### [Material]
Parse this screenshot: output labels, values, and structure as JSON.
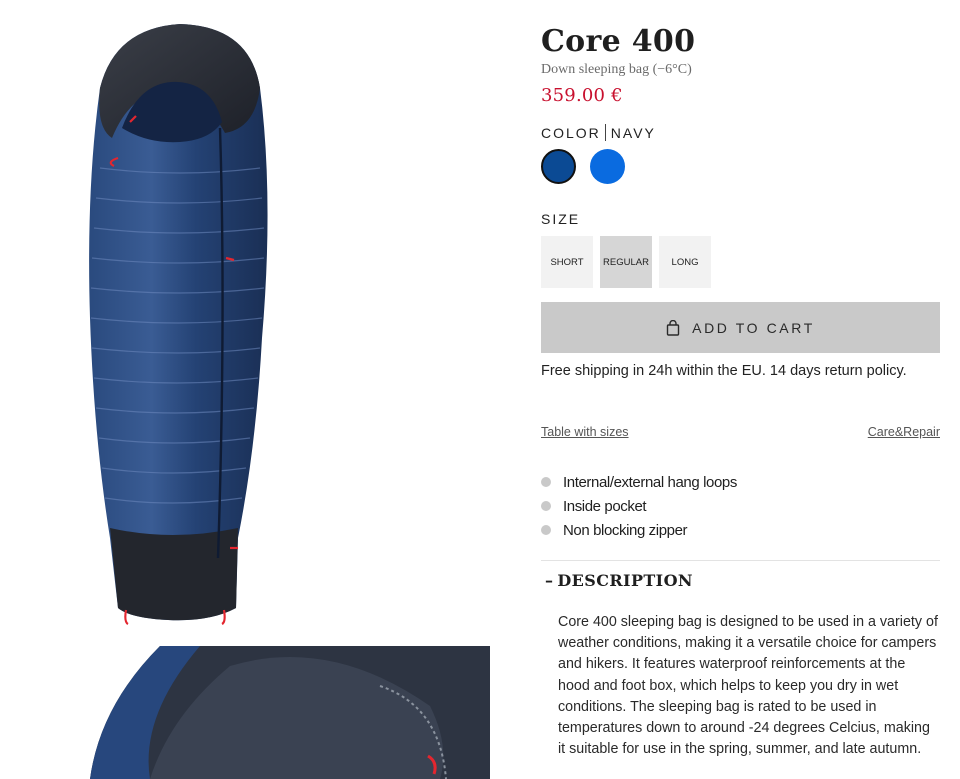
{
  "product": {
    "title": "Core 400",
    "subtitle": "Down sleeping bag (−6°C)",
    "price": "359.00 €"
  },
  "color": {
    "label": "COLOR",
    "selected_name": "NAVY",
    "swatches": [
      {
        "name": "navy",
        "hex": "#0b4a94",
        "selected": true
      },
      {
        "name": "blue",
        "hex": "#0a6be0",
        "selected": false
      }
    ]
  },
  "size": {
    "label": "SIZE",
    "options": [
      {
        "label": "SHORT",
        "selected": false
      },
      {
        "label": "REGULAR",
        "selected": true
      },
      {
        "label": "LONG",
        "selected": false
      }
    ]
  },
  "cart": {
    "button_label": "ADD TO CART",
    "icon": "shopping-bag-icon"
  },
  "shipping_note": "Free shipping in 24h within the EU. 14 days return policy.",
  "links": {
    "size_table": "Table with sizes",
    "care": "Care&Repair"
  },
  "features": [
    "Internal/external hang loops",
    "Inside pocket",
    "Non blocking zipper"
  ],
  "description": {
    "toggle": "–",
    "heading": "DESCRIPTION",
    "body": "Core 400 sleeping bag is designed to be used in a variety of weather conditions, making it a versatile choice for campers and hikers. It features waterproof reinforcements at the hood and foot box, which helps to keep you dry in wet conditions. The sleeping bag is rated to be used in temperatures down to around -24 degrees Celcius, making it suitable for use in the spring, summer, and late autumn."
  },
  "colors": {
    "price": "#c8102e",
    "button_bg": "#c9c9c9",
    "bag_shell": "#1f3a66",
    "accent_red": "#e3262f"
  }
}
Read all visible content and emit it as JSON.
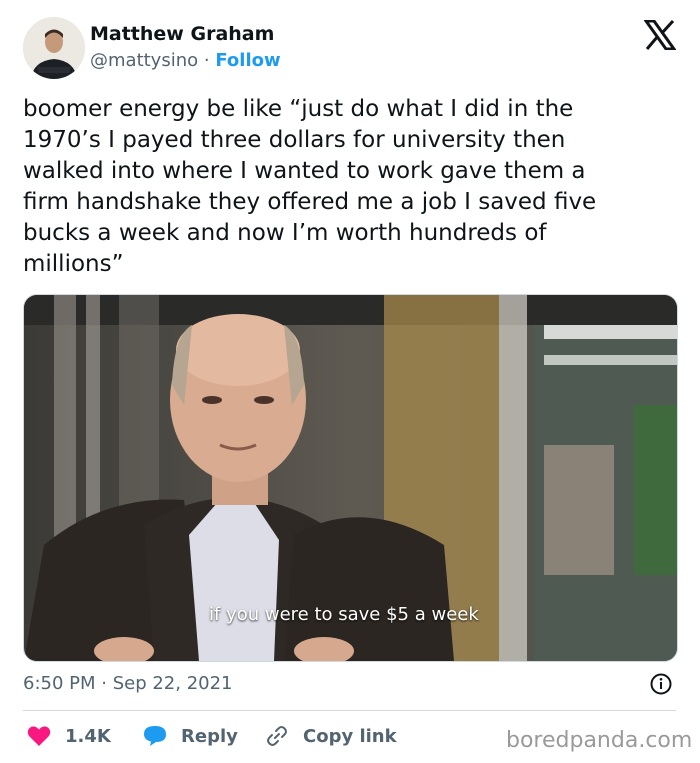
{
  "author": {
    "name": "Matthew Graham",
    "handle": "@mattysino",
    "separator": "·",
    "follow_label": "Follow"
  },
  "platform_icon": "x-logo-icon",
  "tweet": {
    "lines": [
      "boomer energy be like “just do what I did in the",
      "1970’s I payed three dollars for university then",
      "walked into where I wanted to work gave them a",
      "firm handshake they offered me a job I saved five",
      "bucks a week and now I’m worth hundreds of",
      "millions”"
    ]
  },
  "media": {
    "caption": "if you were to save $5 a week"
  },
  "meta": {
    "timestamp": "6:50 PM · Sep 22, 2021",
    "info_icon": "info-icon"
  },
  "actions": {
    "like_count": "1.4K",
    "reply_label": "Reply",
    "copy_label": "Copy link"
  },
  "colors": {
    "like": "#f91880",
    "reply": "#1d9bf0",
    "link": "#1d9bf0",
    "muted": "#536471"
  },
  "watermark": "boredpanda.com"
}
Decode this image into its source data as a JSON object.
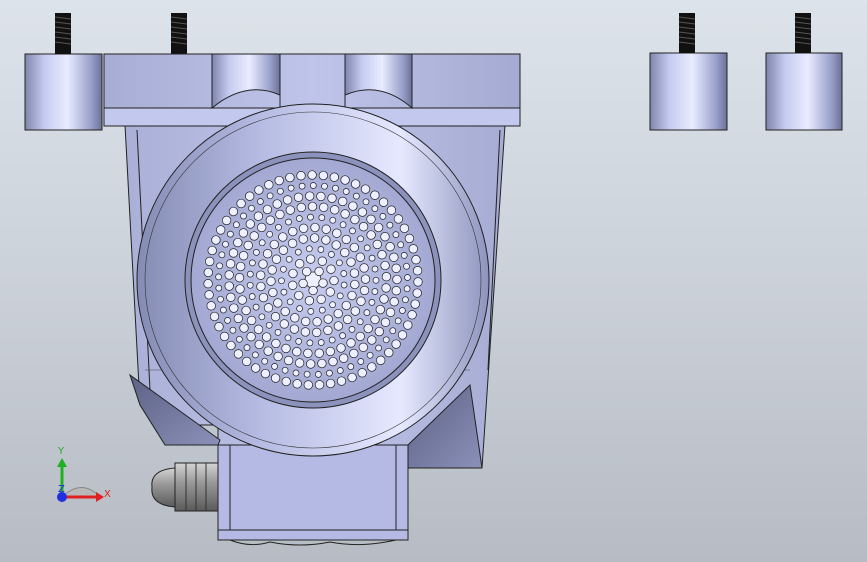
{
  "viewport": {
    "background_top": "#dde3ea",
    "background_bottom": "#b7bcc4"
  },
  "model": {
    "part_color": "#b9bfe6",
    "edge_color": "#1a1a1a"
  },
  "triad": {
    "x_label": "X",
    "y_label": "Y",
    "z_label": "Z",
    "x_color": "#e02020",
    "y_color": "#20b020",
    "z_color": "#2030e0"
  }
}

### [What to work on]
Retype the listing exactly. Pictures do not belong in the copy.

### [Response]
Parse this screenshot: output labels, values, and structure as JSON.
{
  "product": {
    "title": "Core 400",
    "subtitle": "Down sleeping bag (−6°C)",
    "price": "359.00 €"
  },
  "color": {
    "label": "COLOR",
    "selected_name": "NAVY",
    "swatches": [
      {
        "name": "navy",
        "hex": "#0b4a94",
        "selected": true
      },
      {
        "name": "blue",
        "hex": "#0a6be0",
        "selected": false
      }
    ]
  },
  "size": {
    "label": "SIZE",
    "options": [
      {
        "label": "SHORT",
        "selected": false
      },
      {
        "label": "REGULAR",
        "selected": true
      },
      {
        "label": "LONG",
        "selected": false
      }
    ]
  },
  "cart": {
    "button_label": "ADD TO CART",
    "icon": "shopping-bag-icon"
  },
  "shipping_note": "Free shipping in 24h within the EU. 14 days return policy.",
  "links": {
    "size_table": "Table with sizes",
    "care": "Care&Repair"
  },
  "features": [
    "Internal/external hang loops",
    "Inside pocket",
    "Non blocking zipper"
  ],
  "description": {
    "toggle": "–",
    "heading": "DESCRIPTION",
    "body": "Core 400 sleeping bag is designed to be used in a variety of weather conditions, making it a versatile choice for campers and hikers. It features waterproof reinforcements at the hood and foot box, which helps to keep you dry in wet conditions. The sleeping bag is rated to be used in temperatures down to around -24 degrees Celcius, making it suitable for use in the spring, summer, and late autumn."
  },
  "colors": {
    "price": "#c8102e",
    "button_bg": "#c9c9c9",
    "bag_shell": "#1f3a66",
    "accent_red": "#e3262f"
  }
}
Read all visible content and emit it as JSON.
{
  "author": {
    "name": "Matthew Graham",
    "handle": "@mattysino",
    "separator": "·",
    "follow_label": "Follow"
  },
  "platform_icon": "x-logo-icon",
  "tweet": {
    "lines": [
      "boomer energy be like “just do what I did in the",
      "1970’s I payed three dollars for university then",
      "walked into where I wanted to work gave them a",
      "firm handshake they offered me a job I saved five",
      "bucks a week and now I’m worth hundreds of",
      "millions”"
    ]
  },
  "media": {
    "caption": "if you were to save $5 a week"
  },
  "meta": {
    "timestamp": "6:50 PM · Sep 22, 2021",
    "info_icon": "info-icon"
  },
  "actions": {
    "like_count": "1.4K",
    "reply_label": "Reply",
    "copy_label": "Copy link"
  },
  "colors": {
    "like": "#f91880",
    "reply": "#1d9bf0",
    "link": "#1d9bf0",
    "muted": "#536471"
  },
  "watermark": "boredpanda.com"
}
Decode this image into its source data as a JSON object.
{
  "viewport": {
    "background_top": "#dde3ea",
    "background_bottom": "#b7bcc4"
  },
  "model": {
    "part_color": "#b9bfe6",
    "edge_color": "#1a1a1a"
  },
  "triad": {
    "x_label": "X",
    "y_label": "Y",
    "z_label": "Z",
    "x_color": "#e02020",
    "y_color": "#20b020",
    "z_color": "#2030e0"
  }
}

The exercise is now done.